DATA TO USE =>
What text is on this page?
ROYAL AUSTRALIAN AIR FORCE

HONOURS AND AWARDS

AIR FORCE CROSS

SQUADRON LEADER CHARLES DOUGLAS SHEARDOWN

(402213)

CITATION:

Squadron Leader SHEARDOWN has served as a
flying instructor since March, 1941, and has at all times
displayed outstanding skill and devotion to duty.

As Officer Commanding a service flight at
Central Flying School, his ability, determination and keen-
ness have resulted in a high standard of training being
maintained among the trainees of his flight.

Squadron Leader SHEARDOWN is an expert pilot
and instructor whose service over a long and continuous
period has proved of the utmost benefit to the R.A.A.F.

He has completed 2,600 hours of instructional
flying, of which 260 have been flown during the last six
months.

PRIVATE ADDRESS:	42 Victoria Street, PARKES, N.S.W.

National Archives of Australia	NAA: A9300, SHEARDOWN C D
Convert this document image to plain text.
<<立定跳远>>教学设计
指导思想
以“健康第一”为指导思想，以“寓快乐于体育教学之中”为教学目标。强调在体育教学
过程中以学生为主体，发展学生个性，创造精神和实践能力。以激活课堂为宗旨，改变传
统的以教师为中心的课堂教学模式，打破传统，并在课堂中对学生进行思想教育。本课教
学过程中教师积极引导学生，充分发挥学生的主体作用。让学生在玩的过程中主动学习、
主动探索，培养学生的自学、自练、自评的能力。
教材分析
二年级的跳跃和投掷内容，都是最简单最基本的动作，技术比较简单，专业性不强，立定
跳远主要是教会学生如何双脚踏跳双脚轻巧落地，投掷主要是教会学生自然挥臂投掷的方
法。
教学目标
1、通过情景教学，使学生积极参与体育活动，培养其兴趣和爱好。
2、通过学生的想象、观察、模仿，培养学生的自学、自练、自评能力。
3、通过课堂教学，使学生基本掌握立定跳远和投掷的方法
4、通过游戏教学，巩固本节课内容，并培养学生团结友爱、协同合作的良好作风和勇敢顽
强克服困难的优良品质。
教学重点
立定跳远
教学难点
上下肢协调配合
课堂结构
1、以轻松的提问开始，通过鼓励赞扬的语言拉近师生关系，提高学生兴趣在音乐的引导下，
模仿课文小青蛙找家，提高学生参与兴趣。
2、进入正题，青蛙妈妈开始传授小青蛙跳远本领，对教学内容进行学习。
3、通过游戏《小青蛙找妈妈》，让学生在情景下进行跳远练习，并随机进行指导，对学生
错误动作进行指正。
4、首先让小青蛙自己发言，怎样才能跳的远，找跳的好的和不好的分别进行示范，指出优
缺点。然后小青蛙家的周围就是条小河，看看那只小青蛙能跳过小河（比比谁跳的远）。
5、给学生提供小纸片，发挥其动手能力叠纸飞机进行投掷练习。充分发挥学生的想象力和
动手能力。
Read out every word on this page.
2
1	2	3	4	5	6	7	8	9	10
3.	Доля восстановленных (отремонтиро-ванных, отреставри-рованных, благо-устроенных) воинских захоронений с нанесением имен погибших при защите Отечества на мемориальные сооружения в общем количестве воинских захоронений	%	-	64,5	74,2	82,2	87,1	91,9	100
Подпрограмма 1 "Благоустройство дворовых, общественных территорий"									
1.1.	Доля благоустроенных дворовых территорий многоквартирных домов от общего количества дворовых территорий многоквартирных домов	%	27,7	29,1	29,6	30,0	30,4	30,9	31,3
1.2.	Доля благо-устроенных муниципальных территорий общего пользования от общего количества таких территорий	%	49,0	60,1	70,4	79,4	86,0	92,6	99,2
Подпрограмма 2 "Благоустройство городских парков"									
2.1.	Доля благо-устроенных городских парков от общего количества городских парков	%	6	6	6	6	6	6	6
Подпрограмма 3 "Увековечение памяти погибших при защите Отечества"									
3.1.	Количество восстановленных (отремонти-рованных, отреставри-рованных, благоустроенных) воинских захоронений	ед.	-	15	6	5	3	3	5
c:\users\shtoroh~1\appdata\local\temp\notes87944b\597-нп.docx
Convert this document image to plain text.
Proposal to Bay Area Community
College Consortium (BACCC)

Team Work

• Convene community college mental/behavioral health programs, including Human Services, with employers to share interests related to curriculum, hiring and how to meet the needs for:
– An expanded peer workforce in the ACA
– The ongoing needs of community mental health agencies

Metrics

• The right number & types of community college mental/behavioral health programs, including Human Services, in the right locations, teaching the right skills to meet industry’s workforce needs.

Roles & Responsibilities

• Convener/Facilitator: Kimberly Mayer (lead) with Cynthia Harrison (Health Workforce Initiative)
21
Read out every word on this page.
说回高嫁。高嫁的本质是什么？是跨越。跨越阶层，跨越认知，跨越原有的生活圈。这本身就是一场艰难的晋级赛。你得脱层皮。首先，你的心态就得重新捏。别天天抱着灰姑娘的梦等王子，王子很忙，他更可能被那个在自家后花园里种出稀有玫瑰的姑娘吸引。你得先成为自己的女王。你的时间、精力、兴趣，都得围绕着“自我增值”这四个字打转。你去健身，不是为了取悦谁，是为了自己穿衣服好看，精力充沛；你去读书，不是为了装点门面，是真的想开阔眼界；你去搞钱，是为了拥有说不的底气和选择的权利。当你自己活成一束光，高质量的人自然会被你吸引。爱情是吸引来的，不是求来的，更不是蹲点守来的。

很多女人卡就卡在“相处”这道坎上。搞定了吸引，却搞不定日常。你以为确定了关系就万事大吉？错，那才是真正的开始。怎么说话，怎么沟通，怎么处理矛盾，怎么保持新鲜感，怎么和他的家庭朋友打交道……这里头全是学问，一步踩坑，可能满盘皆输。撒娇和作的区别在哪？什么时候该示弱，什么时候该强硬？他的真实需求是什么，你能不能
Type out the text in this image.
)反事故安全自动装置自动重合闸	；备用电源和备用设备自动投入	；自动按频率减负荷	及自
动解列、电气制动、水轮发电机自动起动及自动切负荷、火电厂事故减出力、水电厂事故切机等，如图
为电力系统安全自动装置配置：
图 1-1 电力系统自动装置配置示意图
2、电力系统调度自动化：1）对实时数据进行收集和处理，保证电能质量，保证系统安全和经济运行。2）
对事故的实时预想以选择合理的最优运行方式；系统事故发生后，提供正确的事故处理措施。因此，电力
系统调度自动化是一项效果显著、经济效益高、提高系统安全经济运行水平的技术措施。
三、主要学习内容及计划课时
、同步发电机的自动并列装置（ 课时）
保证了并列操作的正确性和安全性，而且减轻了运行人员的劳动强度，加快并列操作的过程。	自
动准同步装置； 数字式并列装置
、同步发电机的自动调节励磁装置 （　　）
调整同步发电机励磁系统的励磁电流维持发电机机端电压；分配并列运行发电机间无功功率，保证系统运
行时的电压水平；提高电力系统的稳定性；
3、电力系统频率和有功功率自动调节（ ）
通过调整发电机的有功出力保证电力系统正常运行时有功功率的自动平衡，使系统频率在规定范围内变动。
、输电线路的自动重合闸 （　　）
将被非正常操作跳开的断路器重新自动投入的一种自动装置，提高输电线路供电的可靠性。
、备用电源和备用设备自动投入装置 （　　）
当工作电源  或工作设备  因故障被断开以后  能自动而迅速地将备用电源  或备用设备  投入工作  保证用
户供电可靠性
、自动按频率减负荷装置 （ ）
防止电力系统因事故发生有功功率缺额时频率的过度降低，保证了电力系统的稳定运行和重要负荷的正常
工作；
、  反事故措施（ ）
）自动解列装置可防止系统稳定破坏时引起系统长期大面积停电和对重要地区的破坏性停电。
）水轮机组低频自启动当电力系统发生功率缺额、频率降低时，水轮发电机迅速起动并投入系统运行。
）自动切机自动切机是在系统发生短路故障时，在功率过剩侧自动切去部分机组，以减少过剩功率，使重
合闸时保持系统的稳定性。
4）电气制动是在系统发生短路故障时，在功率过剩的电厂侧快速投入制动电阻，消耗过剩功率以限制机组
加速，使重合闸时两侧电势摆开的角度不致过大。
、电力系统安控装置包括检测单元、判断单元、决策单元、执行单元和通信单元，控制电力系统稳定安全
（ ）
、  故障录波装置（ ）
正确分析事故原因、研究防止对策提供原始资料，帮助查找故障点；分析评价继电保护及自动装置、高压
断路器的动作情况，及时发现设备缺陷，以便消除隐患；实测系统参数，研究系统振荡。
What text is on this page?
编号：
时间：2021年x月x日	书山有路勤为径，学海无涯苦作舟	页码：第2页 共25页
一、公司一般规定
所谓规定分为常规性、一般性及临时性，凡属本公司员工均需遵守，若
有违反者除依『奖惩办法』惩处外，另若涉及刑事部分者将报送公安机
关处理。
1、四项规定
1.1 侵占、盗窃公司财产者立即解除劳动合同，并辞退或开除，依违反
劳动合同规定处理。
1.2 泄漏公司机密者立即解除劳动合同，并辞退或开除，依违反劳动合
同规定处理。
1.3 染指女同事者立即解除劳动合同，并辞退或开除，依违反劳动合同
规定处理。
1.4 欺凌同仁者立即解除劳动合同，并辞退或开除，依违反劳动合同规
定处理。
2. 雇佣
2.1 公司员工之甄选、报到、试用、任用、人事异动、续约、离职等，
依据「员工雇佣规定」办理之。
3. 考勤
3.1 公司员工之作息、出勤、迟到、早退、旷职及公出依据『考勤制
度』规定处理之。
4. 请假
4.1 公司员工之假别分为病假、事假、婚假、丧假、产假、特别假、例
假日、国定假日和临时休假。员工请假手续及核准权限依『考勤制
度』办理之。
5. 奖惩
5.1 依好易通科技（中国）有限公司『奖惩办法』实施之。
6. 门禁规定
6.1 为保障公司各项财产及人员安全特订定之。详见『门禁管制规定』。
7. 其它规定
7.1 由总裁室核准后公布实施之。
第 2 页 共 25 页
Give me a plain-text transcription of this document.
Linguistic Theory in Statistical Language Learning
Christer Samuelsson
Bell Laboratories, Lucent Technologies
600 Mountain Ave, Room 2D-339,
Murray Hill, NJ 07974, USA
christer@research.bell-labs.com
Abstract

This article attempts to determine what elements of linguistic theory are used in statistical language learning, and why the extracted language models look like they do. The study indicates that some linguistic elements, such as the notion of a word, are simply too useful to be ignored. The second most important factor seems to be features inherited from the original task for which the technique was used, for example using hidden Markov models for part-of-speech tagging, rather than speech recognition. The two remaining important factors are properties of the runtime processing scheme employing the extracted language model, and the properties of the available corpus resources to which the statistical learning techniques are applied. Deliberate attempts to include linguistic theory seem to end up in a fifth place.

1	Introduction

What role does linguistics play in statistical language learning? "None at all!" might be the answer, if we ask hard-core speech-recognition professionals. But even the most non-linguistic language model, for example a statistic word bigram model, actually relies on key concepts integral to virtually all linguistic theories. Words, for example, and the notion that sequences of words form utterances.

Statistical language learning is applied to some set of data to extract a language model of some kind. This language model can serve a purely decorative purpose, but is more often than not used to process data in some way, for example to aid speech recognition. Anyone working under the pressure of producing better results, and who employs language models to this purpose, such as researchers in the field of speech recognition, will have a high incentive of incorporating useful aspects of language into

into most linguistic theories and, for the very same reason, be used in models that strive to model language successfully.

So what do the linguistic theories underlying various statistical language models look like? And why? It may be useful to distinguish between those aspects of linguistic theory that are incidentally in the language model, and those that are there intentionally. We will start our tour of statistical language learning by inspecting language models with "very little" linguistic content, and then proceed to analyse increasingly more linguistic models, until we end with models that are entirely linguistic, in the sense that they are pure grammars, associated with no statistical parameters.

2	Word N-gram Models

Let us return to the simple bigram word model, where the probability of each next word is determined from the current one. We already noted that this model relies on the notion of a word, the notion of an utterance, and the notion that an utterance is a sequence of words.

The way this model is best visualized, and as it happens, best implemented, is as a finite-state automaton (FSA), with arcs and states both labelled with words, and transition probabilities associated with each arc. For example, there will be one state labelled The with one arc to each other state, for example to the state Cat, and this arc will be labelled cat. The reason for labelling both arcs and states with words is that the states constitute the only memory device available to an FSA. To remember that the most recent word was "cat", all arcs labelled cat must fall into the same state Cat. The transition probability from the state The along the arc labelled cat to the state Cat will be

BRIEF => Check each line of the records above for the string "available", and report every line that has it.

SOLUTION TO THIS PROBLEM =>
This article attempts to determine what elements of linguistic theory are used in statistical language learning, and why the extracted language models look like they do. The study indicates that some linguistic elements, such as the notion of a word, are simply too useful to be ignored. The second most important factor seems to be features inherited from the original task for which the technique was used, for example using hidden Markov models for part-of-speech tagging, rather than speech recognition. The two remaining important factors are properties of the runtime processing scheme employing the extracted language model, and the properties of the available corpus resources to which the statistical learning techniques are applied. Deliberate attempts to include linguistic theory seem to end up in a fifth place.
The way this model is best visualized, and as it happens, best implemented, is as a finite-state automaton (FSA), with arcs and states both labelled with words, and transition probabilities associated with each arc. For example, there will be one state labelled The with one arc to each other state, for example to the state Cat, and this arc will be labelled cat. The reason for labelling both arcs and states with words is that the states constitute the only memory device available to an FSA. To remember that the most recent word was "cat", all arcs labelled cat must fall into the same state Cat. The transition probability from the state The along the arc labelled cat to the state Cat will be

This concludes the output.